---- SUPPLIED RECORDS
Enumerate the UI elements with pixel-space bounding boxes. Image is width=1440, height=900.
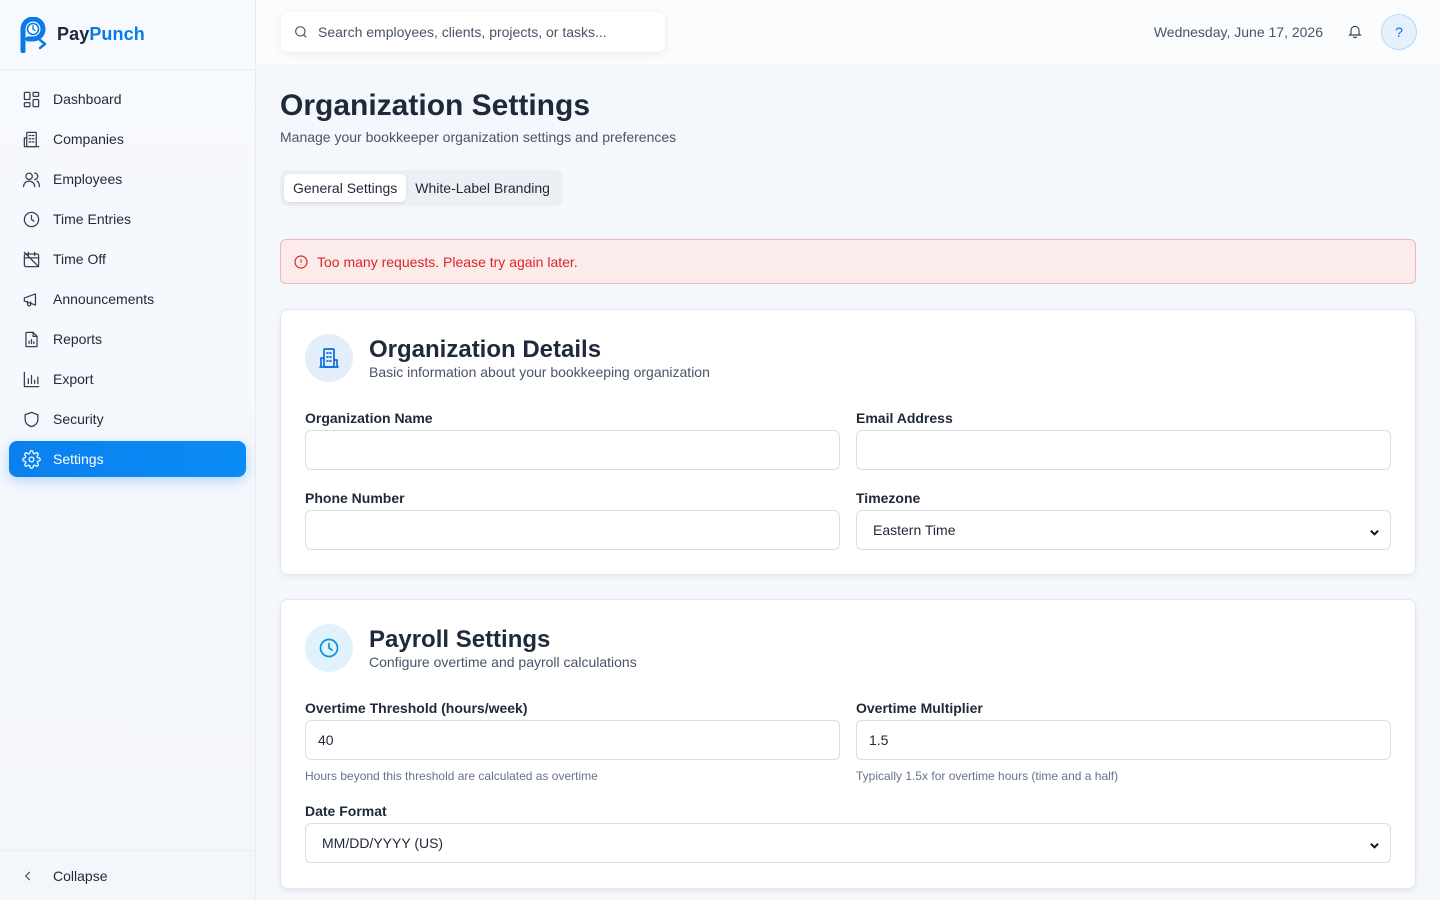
sidebar-item-label: Time Off — [53, 251, 106, 267]
sidebar-item-security[interactable]: Security — [9, 401, 246, 437]
page-subtitle: Manage your bookkeeper organization sett… — [280, 129, 677, 145]
users-icon — [21, 169, 41, 189]
sidebar-item-time-entries[interactable]: Time Entries — [9, 201, 246, 237]
overtime-multiplier-input[interactable]: 1.5 — [856, 720, 1391, 760]
collapse-button[interactable]: Collapse — [0, 850, 255, 900]
phone-label: Phone Number — [305, 490, 405, 506]
overtime-threshold-label: Overtime Threshold (hours/week) — [305, 700, 528, 716]
notifications-button[interactable] — [1347, 23, 1365, 41]
org-name-input[interactable] — [305, 430, 840, 470]
timezone-value: Eastern Time — [873, 522, 956, 538]
sidebar-item-label: Security — [53, 411, 104, 427]
timezone-label: Timezone — [856, 490, 921, 506]
section-title: Organization Details — [369, 336, 602, 363]
logo[interactable]: PayPunch — [0, 0, 255, 70]
email-label: Email Address — [856, 410, 953, 426]
settings-tabs: General Settings White-Label Branding — [280, 170, 563, 206]
error-alert: Too many requests. Please try again late… — [280, 239, 1416, 284]
sidebar: PayPunch Dashboard Companies Employees T… — [0, 0, 256, 900]
sidebar-item-label: Settings — [53, 451, 104, 467]
report-icon — [21, 329, 41, 349]
chevron-down-icon — [1369, 525, 1380, 536]
section-title: Payroll Settings — [369, 626, 551, 653]
sidebar-item-label: Announcements — [53, 291, 155, 307]
alert-message: Too many requests. Please try again late… — [317, 253, 578, 270]
clock-icon — [305, 624, 353, 672]
sidebar-item-label: Companies — [53, 131, 124, 147]
sidebar-nav: Dashboard Companies Employees Time Entri… — [0, 70, 255, 477]
bell-icon — [1348, 25, 1362, 39]
phone-input[interactable] — [305, 510, 840, 550]
chevron-down-icon — [1369, 838, 1380, 849]
topbar: Wednesday, June 17, 2026 ? — [256, 0, 1440, 64]
shield-icon — [21, 409, 41, 429]
tab-white-label-branding[interactable]: White-Label Branding — [406, 174, 559, 202]
section-subtitle: Basic information about your bookkeeping… — [369, 364, 710, 380]
sidebar-item-announcements[interactable]: Announcements — [9, 281, 246, 317]
overtime-multiplier-label: Overtime Multiplier — [856, 700, 983, 716]
search-icon — [295, 26, 307, 38]
overtime-threshold-help: Hours beyond this threshold are calculat… — [305, 769, 598, 783]
sidebar-item-label: Reports — [53, 331, 103, 347]
bar-chart-icon — [21, 369, 41, 389]
sidebar-item-reports[interactable]: Reports — [9, 321, 246, 357]
main-content: Organization Settings Manage your bookke… — [280, 64, 1416, 889]
date-format-label: Date Format — [305, 803, 387, 819]
payroll-settings-card: Payroll Settings Configure overtime and … — [280, 599, 1416, 889]
building-icon — [305, 334, 353, 382]
current-date: Wednesday, June 17, 2026 — [1153, 24, 1323, 40]
calendar-off-icon — [21, 249, 41, 269]
date-format-value: MM/DD/YYYY (US) — [322, 835, 444, 851]
sidebar-item-label: Time Entries — [53, 211, 132, 227]
email-input[interactable] — [856, 430, 1391, 470]
sidebar-item-label: Dashboard — [53, 91, 122, 107]
sidebar-item-label: Employees — [53, 171, 123, 187]
collapse-label: Collapse — [53, 867, 108, 884]
dashboard-icon — [21, 89, 41, 109]
section-subtitle: Configure overtime and payroll calculati… — [369, 654, 637, 670]
building-icon — [21, 129, 41, 149]
timezone-select[interactable]: Eastern Time — [856, 510, 1391, 550]
sidebar-item-companies[interactable]: Companies — [9, 121, 246, 157]
logo-icon — [20, 16, 47, 53]
date-format-select[interactable]: MM/DD/YYYY (US) — [305, 823, 1391, 863]
overtime-multiplier-help: Typically 1.5x for overtime hours (time … — [856, 769, 1119, 783]
overtime-threshold-input[interactable]: 40 — [305, 720, 840, 760]
megaphone-icon — [21, 289, 41, 309]
help-button[interactable]: ? — [1381, 14, 1417, 50]
alert-circle-icon — [294, 254, 308, 269]
page-title: Organization Settings — [280, 89, 591, 122]
organization-details-card: Organization Details Basic information a… — [280, 309, 1416, 575]
sidebar-item-settings[interactable]: Settings — [9, 441, 246, 477]
chevron-left-icon — [24, 871, 31, 880]
sidebar-item-dashboard[interactable]: Dashboard — [9, 81, 246, 117]
tab-general-settings[interactable]: General Settings — [284, 174, 407, 202]
app-name: PayPunch — [57, 24, 145, 44]
gear-icon — [21, 449, 41, 469]
sidebar-item-employees[interactable]: Employees — [9, 161, 246, 197]
search-input[interactable] — [318, 24, 648, 40]
sidebar-item-time-off[interactable]: Time Off — [9, 241, 246, 277]
clock-icon — [21, 209, 41, 229]
sidebar-item-label: Export — [53, 371, 94, 387]
org-name-label: Organization Name — [305, 410, 433, 426]
search-box[interactable] — [281, 12, 665, 52]
sidebar-item-export[interactable]: Export — [9, 361, 246, 397]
--------
» WHAT IS NEEDED
Repeat every line of the entries above, swapping "PayPunch" for "TimeLedger" wherever it appears and keeping everything else unchanged. Omit the pictures.

» THE RESULT
Enumerate the UI elements with pixel-space bounding boxes. Image is width=1440, height=900.
sidebar-item-label: Time Off — [53, 251, 106, 267]
sidebar-item-security[interactable]: Security — [9, 401, 246, 437]
page-subtitle: Manage your bookkeeper organization sett… — [280, 129, 677, 145]
users-icon — [21, 169, 41, 189]
sidebar-item-time-entries[interactable]: Time Entries — [9, 201, 246, 237]
overtime-multiplier-input[interactable]: 1.5 — [856, 720, 1391, 760]
collapse-button[interactable]: Collapse — [0, 850, 255, 900]
phone-label: Phone Number — [305, 490, 405, 506]
overtime-threshold-label: Overtime Threshold (hours/week) — [305, 700, 528, 716]
notifications-button[interactable] — [1347, 23, 1365, 41]
org-name-input[interactable] — [305, 430, 840, 470]
timezone-value: Eastern Time — [873, 522, 956, 538]
sidebar-item-label: Security — [53, 411, 104, 427]
timezone-label: Timezone — [856, 490, 921, 506]
section-title: Organization Details — [369, 336, 602, 363]
logo[interactable]: TimeLedger — [0, 0, 255, 70]
email-label: Email Address — [856, 410, 953, 426]
settings-tabs: General Settings White-Label Branding — [280, 170, 563, 206]
error-alert: Too many requests. Please try again late… — [280, 239, 1416, 284]
sidebar: TimeLedger Dashboard Companies Employees T… — [0, 0, 256, 900]
sidebar-item-label: Settings — [53, 451, 104, 467]
report-icon — [21, 329, 41, 349]
chevron-down-icon — [1369, 525, 1380, 536]
section-title: Payroll Settings — [369, 626, 551, 653]
sidebar-item-label: Announcements — [53, 291, 155, 307]
alert-message: Too many requests. Please try again late… — [317, 253, 578, 270]
clock-icon — [305, 624, 353, 672]
sidebar-item-label: Companies — [53, 131, 124, 147]
sidebar-nav: Dashboard Companies Employees Time Entri… — [0, 70, 255, 477]
bell-icon — [1348, 25, 1362, 39]
phone-input[interactable] — [305, 510, 840, 550]
chevron-down-icon — [1369, 838, 1380, 849]
topbar: Wednesday, June 17, 2026 ? — [256, 0, 1440, 64]
shield-icon — [21, 409, 41, 429]
tab-white-label-branding[interactable]: White-Label Branding — [406, 174, 559, 202]
section-subtitle: Basic information about your bookkeeping… — [369, 364, 710, 380]
sidebar-item-announcements[interactable]: Announcements — [9, 281, 246, 317]
overtime-multiplier-label: Overtime Multiplier — [856, 700, 983, 716]
search-icon — [295, 26, 307, 38]
overtime-threshold-help: Hours beyond this threshold are calculat… — [305, 769, 598, 783]
sidebar-item-label: Reports — [53, 331, 103, 347]
bar-chart-icon — [21, 369, 41, 389]
sidebar-item-reports[interactable]: Reports — [9, 321, 246, 357]
main-content: Organization Settings Manage your bookke… — [280, 64, 1416, 889]
date-format-label: Date Format — [305, 803, 387, 819]
payroll-settings-card: Payroll Settings Configure overtime and … — [280, 599, 1416, 889]
building-icon — [305, 334, 353, 382]
current-date: Wednesday, June 17, 2026 — [1153, 24, 1323, 40]
calendar-off-icon — [21, 249, 41, 269]
date-format-value: MM/DD/YYYY (US) — [322, 835, 444, 851]
sidebar-item-label: Time Entries — [53, 211, 132, 227]
email-input[interactable] — [856, 430, 1391, 470]
sidebar-item-label: Dashboard — [53, 91, 122, 107]
sidebar-item-label: Employees — [53, 171, 123, 187]
collapse-label: Collapse — [53, 867, 108, 884]
dashboard-icon — [21, 89, 41, 109]
section-subtitle: Configure overtime and payroll calculati… — [369, 654, 637, 670]
building-icon — [21, 129, 41, 149]
timezone-select[interactable]: Eastern Time — [856, 510, 1391, 550]
sidebar-item-companies[interactable]: Companies — [9, 121, 246, 157]
logo-icon — [20, 16, 47, 53]
date-format-select[interactable]: MM/DD/YYYY (US) — [305, 823, 1391, 863]
overtime-multiplier-help: Typically 1.5x for overtime hours (time … — [856, 769, 1119, 783]
overtime-threshold-input[interactable]: 40 — [305, 720, 840, 760]
megaphone-icon — [21, 289, 41, 309]
help-button[interactable]: ? — [1381, 14, 1417, 50]
alert-circle-icon — [294, 254, 308, 269]
page-title: Organization Settings — [280, 89, 591, 122]
organization-details-card: Organization Details Basic information a… — [280, 309, 1416, 575]
sidebar-item-settings[interactable]: Settings — [9, 441, 246, 477]
chevron-left-icon — [24, 871, 31, 880]
sidebar-item-dashboard[interactable]: Dashboard — [9, 81, 246, 117]
tab-general-settings[interactable]: General Settings — [284, 174, 407, 202]
app-name: TimeLedger — [57, 24, 145, 44]
gear-icon — [21, 449, 41, 469]
sidebar-item-employees[interactable]: Employees — [9, 161, 246, 197]
search-input[interactable] — [318, 24, 648, 40]
sidebar-item-time-off[interactable]: Time Off — [9, 241, 246, 277]
clock-icon — [21, 209, 41, 229]
sidebar-item-label: Export — [53, 371, 94, 387]
org-name-label: Organization Name — [305, 410, 433, 426]
search-box[interactable] — [281, 12, 665, 52]
sidebar-item-export[interactable]: Export — [9, 361, 246, 397]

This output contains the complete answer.